##### The input #####

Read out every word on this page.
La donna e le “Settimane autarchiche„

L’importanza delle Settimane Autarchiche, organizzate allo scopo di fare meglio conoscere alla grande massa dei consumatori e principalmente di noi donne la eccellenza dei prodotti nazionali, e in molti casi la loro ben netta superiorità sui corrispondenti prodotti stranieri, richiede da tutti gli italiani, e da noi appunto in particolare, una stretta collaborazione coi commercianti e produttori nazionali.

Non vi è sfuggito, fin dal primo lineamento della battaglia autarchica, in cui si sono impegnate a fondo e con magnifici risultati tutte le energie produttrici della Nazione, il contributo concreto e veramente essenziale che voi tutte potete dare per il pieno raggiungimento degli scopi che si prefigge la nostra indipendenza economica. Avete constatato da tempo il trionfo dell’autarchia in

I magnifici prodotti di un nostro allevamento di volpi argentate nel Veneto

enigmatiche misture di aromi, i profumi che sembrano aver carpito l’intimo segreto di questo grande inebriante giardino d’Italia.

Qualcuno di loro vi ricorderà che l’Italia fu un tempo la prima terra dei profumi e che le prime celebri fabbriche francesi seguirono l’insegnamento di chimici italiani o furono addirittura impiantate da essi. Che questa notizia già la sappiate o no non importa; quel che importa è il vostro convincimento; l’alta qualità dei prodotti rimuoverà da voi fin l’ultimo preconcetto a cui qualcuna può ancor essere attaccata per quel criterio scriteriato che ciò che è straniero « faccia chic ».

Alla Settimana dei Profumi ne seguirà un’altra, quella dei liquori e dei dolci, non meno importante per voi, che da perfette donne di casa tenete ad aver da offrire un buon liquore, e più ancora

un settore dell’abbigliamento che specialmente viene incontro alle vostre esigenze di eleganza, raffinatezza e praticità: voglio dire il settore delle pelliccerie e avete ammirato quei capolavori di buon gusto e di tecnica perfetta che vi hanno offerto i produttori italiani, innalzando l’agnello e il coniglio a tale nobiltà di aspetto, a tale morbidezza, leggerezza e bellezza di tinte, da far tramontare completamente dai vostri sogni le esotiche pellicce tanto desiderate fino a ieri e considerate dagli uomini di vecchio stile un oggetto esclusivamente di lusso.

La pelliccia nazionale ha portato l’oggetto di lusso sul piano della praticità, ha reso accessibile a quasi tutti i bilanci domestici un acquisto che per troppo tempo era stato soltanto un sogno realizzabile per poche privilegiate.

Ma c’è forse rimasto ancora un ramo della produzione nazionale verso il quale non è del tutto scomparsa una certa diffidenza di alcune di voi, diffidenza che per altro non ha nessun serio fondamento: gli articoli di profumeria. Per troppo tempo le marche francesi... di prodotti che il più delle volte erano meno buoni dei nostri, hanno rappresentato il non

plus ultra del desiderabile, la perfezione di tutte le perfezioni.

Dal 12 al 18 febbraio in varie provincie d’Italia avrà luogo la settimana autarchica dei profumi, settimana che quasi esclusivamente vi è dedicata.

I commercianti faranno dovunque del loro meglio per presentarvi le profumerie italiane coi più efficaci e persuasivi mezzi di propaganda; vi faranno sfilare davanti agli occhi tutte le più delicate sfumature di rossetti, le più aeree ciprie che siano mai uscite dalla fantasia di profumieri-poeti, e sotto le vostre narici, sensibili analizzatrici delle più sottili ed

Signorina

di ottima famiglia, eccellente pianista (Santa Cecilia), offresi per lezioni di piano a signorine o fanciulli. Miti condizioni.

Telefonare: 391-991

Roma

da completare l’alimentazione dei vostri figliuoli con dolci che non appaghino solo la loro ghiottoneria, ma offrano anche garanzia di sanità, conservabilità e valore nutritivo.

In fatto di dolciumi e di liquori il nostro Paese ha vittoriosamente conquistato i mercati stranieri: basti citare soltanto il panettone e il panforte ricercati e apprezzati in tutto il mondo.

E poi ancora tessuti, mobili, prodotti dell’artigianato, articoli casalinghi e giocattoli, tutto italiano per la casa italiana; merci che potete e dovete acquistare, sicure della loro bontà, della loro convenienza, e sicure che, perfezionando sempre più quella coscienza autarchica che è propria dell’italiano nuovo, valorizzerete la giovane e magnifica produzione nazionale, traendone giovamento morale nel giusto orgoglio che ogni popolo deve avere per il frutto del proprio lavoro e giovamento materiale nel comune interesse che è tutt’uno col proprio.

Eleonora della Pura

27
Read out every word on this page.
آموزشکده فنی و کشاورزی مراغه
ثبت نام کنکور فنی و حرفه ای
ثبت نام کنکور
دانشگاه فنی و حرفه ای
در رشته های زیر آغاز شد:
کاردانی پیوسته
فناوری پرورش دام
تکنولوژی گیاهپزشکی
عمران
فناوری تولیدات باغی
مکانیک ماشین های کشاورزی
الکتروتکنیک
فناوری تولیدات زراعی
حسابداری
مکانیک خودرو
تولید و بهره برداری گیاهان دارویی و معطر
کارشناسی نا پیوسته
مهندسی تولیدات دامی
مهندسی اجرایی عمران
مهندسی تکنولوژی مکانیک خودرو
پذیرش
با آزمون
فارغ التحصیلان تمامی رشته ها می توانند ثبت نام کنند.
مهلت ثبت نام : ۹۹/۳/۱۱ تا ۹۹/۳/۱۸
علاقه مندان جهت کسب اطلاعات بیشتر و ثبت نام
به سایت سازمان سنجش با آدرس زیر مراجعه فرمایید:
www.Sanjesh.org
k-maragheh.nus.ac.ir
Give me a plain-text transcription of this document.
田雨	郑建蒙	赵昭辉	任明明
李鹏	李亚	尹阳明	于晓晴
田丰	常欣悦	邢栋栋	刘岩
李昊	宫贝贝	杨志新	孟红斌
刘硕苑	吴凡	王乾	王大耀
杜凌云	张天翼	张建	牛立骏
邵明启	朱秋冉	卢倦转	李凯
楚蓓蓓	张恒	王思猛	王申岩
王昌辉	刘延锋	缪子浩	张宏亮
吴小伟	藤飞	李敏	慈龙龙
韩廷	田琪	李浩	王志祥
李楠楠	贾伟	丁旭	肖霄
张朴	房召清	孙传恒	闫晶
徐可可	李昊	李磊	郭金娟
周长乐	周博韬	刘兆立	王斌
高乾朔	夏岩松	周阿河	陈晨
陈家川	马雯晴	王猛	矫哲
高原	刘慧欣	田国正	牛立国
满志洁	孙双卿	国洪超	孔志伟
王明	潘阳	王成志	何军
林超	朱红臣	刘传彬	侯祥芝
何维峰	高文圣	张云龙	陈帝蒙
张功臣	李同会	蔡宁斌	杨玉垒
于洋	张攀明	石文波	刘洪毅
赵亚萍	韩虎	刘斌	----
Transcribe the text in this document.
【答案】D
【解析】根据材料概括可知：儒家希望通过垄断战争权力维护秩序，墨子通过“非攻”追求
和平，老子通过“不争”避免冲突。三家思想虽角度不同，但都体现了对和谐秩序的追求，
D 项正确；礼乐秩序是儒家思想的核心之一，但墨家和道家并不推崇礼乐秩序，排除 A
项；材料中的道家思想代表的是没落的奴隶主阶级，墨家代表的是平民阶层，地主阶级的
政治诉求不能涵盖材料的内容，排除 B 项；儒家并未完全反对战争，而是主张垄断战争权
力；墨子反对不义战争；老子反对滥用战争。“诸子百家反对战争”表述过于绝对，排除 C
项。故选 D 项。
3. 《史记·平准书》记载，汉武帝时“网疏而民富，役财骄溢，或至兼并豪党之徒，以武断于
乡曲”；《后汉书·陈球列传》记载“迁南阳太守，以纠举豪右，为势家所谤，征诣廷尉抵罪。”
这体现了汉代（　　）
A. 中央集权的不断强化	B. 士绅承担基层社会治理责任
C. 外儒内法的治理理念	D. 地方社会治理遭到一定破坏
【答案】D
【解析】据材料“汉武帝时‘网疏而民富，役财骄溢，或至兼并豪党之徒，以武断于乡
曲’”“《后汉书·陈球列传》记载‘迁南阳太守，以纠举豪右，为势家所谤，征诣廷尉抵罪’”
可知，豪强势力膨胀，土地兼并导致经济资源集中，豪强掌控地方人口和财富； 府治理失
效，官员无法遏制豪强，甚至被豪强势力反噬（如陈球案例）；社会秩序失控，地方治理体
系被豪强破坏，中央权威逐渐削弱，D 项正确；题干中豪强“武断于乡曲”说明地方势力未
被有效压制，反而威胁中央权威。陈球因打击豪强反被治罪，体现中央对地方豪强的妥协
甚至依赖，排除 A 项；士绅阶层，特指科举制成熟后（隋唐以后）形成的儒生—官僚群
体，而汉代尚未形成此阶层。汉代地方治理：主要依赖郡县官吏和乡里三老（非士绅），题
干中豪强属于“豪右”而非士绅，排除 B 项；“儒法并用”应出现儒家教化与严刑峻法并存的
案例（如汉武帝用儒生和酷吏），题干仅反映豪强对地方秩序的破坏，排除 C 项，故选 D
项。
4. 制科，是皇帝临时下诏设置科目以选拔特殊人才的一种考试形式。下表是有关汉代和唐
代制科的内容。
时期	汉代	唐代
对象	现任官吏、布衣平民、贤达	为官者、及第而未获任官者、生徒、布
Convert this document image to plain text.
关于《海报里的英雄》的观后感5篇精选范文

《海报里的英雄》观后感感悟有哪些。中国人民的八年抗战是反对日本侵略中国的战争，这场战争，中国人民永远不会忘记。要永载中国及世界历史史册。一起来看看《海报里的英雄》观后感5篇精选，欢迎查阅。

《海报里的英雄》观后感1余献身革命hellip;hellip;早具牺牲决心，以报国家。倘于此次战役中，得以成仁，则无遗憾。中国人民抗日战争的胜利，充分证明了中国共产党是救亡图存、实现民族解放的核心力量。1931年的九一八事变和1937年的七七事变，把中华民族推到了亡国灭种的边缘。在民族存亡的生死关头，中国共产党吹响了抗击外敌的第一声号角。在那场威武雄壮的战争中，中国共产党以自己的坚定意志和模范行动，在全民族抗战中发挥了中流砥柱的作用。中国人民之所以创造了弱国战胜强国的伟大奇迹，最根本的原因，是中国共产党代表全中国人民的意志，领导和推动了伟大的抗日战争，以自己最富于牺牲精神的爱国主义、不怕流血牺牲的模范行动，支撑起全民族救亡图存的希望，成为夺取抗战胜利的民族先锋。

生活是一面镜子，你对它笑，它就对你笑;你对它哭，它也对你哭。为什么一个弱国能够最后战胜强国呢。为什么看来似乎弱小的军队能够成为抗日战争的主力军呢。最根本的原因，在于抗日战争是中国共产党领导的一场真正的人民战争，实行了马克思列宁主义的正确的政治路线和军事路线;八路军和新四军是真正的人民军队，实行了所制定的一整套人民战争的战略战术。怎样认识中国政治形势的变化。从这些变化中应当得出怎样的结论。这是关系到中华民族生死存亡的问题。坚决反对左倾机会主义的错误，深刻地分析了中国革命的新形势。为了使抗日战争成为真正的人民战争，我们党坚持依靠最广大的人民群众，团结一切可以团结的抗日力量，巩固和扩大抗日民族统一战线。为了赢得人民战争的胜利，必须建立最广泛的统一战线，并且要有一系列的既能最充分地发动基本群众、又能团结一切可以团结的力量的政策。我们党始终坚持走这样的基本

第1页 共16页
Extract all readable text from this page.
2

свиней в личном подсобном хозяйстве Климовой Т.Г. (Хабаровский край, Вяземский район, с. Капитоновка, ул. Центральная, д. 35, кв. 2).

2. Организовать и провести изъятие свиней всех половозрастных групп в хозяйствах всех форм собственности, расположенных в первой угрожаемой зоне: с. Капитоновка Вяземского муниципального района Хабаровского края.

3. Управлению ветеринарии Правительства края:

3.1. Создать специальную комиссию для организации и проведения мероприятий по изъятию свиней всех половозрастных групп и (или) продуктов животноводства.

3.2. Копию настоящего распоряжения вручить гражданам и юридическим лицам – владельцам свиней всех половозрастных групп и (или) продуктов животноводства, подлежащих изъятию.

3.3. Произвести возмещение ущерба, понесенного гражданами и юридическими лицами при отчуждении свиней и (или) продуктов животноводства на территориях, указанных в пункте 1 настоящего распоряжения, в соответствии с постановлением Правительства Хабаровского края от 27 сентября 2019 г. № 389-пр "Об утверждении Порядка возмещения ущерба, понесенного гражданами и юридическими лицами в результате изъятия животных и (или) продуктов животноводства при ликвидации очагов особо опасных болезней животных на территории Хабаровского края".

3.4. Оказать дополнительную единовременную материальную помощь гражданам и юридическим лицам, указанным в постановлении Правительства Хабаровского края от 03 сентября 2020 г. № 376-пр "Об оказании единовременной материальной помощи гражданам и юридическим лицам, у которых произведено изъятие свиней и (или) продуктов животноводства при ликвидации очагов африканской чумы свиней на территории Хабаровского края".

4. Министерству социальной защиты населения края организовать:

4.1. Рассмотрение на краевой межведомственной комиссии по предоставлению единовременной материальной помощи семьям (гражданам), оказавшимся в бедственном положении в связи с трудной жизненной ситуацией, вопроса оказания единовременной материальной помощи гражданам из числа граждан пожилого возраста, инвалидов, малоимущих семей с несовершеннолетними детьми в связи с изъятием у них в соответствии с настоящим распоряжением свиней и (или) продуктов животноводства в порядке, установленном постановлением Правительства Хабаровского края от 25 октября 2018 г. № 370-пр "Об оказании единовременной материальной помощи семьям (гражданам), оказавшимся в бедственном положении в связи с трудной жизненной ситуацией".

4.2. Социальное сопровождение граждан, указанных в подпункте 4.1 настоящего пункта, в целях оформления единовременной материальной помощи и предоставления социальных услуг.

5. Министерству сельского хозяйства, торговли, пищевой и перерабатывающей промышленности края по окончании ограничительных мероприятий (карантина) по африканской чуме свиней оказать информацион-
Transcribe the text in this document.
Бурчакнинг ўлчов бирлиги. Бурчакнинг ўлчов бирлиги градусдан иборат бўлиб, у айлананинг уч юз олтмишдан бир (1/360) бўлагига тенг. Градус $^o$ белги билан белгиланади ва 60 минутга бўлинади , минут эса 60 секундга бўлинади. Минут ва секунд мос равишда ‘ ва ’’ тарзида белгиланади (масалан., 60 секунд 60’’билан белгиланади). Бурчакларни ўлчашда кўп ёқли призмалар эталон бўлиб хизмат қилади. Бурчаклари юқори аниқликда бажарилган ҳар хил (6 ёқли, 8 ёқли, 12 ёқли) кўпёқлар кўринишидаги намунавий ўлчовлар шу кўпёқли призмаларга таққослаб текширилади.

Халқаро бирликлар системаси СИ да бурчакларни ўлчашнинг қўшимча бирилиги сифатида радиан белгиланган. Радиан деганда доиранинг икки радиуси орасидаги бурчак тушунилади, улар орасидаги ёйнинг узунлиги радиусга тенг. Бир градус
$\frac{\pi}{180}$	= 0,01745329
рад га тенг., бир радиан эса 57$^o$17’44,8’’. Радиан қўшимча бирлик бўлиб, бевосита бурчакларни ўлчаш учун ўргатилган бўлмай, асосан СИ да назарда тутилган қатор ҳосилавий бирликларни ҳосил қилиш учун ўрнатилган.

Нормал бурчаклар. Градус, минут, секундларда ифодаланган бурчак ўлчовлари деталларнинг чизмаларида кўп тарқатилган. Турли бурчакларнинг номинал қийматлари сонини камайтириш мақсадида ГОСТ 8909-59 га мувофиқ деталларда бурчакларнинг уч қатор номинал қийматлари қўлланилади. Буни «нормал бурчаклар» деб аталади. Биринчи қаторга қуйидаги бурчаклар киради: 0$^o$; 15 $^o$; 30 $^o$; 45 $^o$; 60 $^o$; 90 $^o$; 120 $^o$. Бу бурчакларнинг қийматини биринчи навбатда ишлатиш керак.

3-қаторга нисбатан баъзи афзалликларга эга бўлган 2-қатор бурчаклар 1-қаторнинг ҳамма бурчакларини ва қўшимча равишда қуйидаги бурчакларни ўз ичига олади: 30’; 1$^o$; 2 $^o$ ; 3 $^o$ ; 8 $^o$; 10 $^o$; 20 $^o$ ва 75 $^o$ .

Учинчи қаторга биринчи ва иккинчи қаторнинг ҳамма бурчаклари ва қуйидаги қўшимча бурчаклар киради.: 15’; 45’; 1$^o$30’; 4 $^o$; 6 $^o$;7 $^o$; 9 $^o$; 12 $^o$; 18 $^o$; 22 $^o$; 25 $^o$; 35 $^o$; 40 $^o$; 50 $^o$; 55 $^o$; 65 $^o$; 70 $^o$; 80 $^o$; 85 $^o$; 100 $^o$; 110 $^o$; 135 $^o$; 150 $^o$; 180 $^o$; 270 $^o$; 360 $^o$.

#####

[The exercise]: Work through the listing above and report how many lines include the string "document", with no other text.

[Answer below]: 4